Search the listing for "even" and copy every line where it appears.

[Provided entries start]

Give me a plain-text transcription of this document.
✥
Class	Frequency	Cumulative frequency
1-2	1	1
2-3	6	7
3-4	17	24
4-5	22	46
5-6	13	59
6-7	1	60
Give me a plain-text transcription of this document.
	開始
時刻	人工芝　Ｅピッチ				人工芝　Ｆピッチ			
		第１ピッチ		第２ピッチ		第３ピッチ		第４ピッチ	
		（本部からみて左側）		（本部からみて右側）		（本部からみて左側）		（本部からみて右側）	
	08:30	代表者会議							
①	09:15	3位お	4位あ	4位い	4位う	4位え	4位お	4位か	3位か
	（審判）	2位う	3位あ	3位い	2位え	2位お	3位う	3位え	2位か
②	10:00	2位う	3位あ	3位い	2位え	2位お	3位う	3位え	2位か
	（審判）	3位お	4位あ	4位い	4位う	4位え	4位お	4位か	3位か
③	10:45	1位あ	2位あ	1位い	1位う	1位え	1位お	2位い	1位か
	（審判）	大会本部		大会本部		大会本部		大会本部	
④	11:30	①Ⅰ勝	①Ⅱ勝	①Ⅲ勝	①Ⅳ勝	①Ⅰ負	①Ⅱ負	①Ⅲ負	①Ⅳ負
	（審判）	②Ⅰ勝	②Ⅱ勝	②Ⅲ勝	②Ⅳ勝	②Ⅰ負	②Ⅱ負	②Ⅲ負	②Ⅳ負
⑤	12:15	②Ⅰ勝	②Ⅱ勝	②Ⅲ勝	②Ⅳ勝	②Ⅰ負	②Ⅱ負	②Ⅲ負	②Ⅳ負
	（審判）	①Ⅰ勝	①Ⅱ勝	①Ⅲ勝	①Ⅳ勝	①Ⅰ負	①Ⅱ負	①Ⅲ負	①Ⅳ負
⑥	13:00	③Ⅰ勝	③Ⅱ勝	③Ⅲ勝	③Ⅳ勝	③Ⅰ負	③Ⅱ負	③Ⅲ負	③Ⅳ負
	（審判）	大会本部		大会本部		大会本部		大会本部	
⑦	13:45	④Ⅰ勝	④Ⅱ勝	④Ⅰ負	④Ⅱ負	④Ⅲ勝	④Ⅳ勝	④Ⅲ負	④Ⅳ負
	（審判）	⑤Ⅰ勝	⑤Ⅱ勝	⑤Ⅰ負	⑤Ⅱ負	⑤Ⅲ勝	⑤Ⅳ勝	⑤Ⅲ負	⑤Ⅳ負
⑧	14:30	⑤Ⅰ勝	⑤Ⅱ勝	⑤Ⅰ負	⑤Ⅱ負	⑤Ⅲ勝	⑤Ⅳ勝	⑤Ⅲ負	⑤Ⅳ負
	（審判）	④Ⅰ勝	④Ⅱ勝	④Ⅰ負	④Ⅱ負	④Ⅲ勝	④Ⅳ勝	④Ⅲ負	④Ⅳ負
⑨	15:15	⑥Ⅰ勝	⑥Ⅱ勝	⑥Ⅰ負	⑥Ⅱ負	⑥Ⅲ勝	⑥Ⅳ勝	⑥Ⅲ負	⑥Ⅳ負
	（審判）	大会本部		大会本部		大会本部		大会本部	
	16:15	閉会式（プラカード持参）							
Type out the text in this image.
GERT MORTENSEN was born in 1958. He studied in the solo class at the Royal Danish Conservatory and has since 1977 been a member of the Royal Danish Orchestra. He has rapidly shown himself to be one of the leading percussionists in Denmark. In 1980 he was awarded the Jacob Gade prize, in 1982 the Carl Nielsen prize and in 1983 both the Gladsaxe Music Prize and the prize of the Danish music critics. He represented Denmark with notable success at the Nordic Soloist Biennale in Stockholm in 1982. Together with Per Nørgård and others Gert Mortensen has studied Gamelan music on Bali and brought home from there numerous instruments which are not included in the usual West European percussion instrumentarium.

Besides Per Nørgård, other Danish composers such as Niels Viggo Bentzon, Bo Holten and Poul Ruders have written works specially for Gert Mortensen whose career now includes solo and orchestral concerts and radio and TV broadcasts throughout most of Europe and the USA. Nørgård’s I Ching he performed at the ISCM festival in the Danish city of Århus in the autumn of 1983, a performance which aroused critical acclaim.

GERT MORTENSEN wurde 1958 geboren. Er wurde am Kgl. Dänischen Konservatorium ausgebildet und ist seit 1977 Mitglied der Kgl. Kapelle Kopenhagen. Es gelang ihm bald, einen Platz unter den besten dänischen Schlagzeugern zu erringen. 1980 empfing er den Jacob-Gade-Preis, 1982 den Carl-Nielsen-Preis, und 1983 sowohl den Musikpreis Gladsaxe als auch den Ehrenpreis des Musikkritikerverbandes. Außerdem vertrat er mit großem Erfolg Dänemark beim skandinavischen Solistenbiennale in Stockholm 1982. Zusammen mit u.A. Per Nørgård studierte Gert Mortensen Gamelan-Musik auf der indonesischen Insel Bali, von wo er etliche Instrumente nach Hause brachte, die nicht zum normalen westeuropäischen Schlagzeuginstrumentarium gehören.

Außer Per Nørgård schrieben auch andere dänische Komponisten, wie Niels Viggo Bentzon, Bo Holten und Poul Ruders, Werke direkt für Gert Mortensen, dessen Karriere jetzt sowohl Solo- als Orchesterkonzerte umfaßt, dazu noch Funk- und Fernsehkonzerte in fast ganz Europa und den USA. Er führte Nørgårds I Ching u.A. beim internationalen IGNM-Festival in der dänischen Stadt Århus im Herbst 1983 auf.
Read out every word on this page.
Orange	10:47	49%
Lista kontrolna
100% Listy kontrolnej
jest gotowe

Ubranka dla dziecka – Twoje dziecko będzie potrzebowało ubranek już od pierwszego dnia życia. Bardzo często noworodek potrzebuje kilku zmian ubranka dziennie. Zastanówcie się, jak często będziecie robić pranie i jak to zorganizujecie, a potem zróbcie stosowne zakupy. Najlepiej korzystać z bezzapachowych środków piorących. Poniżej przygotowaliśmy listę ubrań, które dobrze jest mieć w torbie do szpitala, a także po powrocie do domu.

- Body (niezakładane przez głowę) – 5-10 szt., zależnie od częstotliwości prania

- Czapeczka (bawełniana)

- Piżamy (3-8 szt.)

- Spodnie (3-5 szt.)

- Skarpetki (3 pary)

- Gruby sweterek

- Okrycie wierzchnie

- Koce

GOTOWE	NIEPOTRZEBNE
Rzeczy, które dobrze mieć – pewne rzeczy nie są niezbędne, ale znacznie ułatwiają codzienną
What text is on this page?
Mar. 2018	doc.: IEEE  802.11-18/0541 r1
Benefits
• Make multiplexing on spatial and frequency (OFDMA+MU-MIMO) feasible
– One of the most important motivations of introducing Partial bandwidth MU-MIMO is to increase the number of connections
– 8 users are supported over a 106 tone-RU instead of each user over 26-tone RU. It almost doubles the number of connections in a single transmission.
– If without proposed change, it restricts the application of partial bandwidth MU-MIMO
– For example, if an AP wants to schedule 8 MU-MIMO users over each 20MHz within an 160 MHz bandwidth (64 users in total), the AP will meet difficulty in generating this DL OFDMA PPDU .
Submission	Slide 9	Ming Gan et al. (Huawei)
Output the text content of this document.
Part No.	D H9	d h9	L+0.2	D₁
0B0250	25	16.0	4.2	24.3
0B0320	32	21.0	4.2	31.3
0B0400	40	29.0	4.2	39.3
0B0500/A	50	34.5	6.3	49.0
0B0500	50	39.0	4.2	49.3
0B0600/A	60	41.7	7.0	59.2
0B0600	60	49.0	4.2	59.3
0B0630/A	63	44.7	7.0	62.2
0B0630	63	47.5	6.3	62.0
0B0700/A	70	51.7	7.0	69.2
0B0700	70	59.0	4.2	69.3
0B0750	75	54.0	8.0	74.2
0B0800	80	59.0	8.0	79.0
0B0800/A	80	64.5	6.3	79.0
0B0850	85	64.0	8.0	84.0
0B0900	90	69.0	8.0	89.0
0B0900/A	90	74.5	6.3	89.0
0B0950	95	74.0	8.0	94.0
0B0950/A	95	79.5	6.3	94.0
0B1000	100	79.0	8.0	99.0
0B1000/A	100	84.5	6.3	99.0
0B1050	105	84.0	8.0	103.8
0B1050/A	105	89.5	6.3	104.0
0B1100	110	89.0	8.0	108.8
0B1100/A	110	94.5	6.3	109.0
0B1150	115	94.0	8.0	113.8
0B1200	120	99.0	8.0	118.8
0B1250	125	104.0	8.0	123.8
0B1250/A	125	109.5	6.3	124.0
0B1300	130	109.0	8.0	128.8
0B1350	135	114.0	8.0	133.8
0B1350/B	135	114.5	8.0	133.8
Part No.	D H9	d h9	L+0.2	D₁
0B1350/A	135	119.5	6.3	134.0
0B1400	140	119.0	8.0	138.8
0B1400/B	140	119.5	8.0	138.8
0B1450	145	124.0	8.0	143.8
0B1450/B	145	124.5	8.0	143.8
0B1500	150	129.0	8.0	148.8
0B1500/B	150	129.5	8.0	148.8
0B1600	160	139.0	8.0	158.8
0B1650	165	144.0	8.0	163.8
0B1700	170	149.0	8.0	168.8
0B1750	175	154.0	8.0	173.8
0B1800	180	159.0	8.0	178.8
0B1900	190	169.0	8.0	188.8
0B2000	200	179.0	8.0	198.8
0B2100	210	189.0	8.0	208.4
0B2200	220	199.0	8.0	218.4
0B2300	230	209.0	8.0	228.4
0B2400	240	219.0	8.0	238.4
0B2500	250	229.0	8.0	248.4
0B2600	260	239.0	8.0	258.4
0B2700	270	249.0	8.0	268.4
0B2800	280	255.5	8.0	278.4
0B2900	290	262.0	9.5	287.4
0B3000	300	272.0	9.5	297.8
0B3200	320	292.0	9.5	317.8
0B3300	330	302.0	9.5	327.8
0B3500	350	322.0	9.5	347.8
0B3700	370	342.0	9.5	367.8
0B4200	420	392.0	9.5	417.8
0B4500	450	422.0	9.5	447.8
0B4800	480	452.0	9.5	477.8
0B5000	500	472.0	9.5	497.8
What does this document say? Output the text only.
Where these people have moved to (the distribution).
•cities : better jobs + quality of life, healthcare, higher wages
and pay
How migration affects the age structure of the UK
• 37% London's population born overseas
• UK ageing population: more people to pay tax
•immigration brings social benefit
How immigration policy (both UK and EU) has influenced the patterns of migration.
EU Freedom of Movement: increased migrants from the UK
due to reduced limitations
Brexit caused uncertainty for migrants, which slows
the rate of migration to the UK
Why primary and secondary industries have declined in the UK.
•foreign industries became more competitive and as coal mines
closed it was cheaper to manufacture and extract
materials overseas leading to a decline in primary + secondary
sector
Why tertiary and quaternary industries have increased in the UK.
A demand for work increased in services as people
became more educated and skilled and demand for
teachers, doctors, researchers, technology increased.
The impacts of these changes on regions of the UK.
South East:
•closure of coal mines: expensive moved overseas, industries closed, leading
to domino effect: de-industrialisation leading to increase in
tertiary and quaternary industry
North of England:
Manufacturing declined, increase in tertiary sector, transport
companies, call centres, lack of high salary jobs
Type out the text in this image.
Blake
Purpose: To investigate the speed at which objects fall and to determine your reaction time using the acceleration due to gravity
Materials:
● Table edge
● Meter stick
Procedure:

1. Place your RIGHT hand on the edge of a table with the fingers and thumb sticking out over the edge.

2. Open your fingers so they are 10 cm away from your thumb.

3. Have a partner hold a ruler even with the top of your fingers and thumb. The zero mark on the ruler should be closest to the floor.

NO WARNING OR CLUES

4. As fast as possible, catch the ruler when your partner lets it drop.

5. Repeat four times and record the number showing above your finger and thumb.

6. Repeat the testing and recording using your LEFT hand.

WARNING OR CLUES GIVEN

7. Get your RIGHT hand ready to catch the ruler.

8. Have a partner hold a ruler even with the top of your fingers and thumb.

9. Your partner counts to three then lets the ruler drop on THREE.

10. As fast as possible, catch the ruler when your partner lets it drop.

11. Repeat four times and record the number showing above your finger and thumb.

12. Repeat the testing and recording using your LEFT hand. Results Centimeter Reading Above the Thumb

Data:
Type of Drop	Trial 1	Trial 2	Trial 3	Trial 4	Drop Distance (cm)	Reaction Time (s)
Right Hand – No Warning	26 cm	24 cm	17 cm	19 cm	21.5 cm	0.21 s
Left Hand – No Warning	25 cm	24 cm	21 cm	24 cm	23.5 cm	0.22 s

[Provided entries end]

Correct response:
3. Have a partner hold a ruler even with the top of your fingers and thumb. The zero mark on the ruler should be closest to the floor.
8. Have a partner hold a ruler even with the top of your fingers and thumb.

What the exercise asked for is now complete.